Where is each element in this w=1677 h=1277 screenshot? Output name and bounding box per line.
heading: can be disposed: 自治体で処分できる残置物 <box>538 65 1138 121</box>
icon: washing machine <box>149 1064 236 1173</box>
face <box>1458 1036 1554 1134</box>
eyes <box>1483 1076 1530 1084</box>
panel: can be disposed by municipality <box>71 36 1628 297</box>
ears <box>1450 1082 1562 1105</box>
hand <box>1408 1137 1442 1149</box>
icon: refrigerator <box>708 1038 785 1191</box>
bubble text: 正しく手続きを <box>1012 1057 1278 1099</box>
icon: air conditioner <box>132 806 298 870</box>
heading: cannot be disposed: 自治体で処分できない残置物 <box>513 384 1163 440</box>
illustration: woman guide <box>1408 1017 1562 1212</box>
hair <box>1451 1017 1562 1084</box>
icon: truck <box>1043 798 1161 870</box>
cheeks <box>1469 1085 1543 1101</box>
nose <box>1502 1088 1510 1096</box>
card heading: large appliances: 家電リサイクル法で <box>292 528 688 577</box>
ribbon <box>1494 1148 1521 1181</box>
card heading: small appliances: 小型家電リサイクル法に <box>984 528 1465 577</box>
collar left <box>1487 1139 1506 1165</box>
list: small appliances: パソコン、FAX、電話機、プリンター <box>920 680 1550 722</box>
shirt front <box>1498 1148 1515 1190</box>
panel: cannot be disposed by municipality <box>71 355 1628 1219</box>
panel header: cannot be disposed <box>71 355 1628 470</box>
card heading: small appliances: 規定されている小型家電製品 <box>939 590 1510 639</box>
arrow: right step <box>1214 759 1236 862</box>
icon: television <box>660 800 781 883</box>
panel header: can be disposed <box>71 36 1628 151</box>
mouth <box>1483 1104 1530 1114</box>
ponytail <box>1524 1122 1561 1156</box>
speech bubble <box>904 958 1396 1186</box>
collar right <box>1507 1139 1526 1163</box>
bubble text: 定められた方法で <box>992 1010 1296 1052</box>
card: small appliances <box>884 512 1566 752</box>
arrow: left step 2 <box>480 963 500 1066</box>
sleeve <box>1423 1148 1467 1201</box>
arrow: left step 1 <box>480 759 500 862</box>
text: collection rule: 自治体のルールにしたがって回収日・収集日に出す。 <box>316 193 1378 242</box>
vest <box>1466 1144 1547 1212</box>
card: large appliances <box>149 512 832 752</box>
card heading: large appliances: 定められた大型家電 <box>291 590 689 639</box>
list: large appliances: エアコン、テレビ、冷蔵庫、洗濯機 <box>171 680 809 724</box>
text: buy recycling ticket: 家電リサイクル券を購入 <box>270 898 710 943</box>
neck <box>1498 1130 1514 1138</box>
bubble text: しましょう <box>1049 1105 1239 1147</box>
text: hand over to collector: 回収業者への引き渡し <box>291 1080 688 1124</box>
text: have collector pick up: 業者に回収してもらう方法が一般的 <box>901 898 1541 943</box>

Instructions to follow: Convert the listing, starting at its first line and ending at the line containing "speech bubble <box>904 958 1396 1186</box>", into a JSON list of strings, one string per line, with blank lines omitted.

The output:
[
  "Where is each element in this w=1677 h=1277 screenshot? Output name and bounding box per line.",
  "heading: can be disposed: 自治体で処分できる残置物 <box>538 65 1138 121</box>",
  "icon: washing machine <box>149 1064 236 1173</box>",
  "face <box>1458 1036 1554 1134</box>",
  "eyes <box>1483 1076 1530 1084</box>",
  "panel: can be disposed by municipality <box>71 36 1628 297</box>",
  "ears <box>1450 1082 1562 1105</box>",
  "hand <box>1408 1137 1442 1149</box>",
  "icon: refrigerator <box>708 1038 785 1191</box>",
  "bubble text: 正しく手続きを <box>1012 1057 1278 1099</box>",
  "icon: air conditioner <box>132 806 298 870</box>",
  "heading: cannot be disposed: 自治体で処分できない残置物 <box>513 384 1163 440</box>",
  "illustration: woman guide <box>1408 1017 1562 1212</box>",
  "hair <box>1451 1017 1562 1084</box>",
  "icon: truck <box>1043 798 1161 870</box>",
  "cheeks <box>1469 1085 1543 1101</box>",
  "nose <box>1502 1088 1510 1096</box>",
  "card heading: large appliances: 家電リサイクル法で <box>292 528 688 577</box>",
  "ribbon <box>1494 1148 1521 1181</box>",
  "card heading: small appliances: 小型家電リサイクル法に <box>984 528 1465 577</box>",
  "collar left <box>1487 1139 1506 1165</box>",
  "list: small appliances: パソコン、FAX、電話機、プリンター <box>920 680 1550 722</box>",
  "shirt front <box>1498 1148 1515 1190</box>",
  "panel: cannot be disposed by municipality <box>71 355 1628 1219</box>",
  "panel header: cannot be disposed <box>71 355 1628 470</box>",
  "card heading: small appliances: 規定されている小型家電製品 <box>939 590 1510 639</box>",
  "arrow: right step <box>1214 759 1236 862</box>",
  "icon: television <box>660 800 781 883</box>",
  "panel header: can be disposed <box>71 36 1628 151</box>",
  "mouth <box>1483 1104 1530 1114</box>",
  "ponytail <box>1524 1122 1561 1156</box>",
  "speech bubble <box>904 958 1396 1186</box>"
]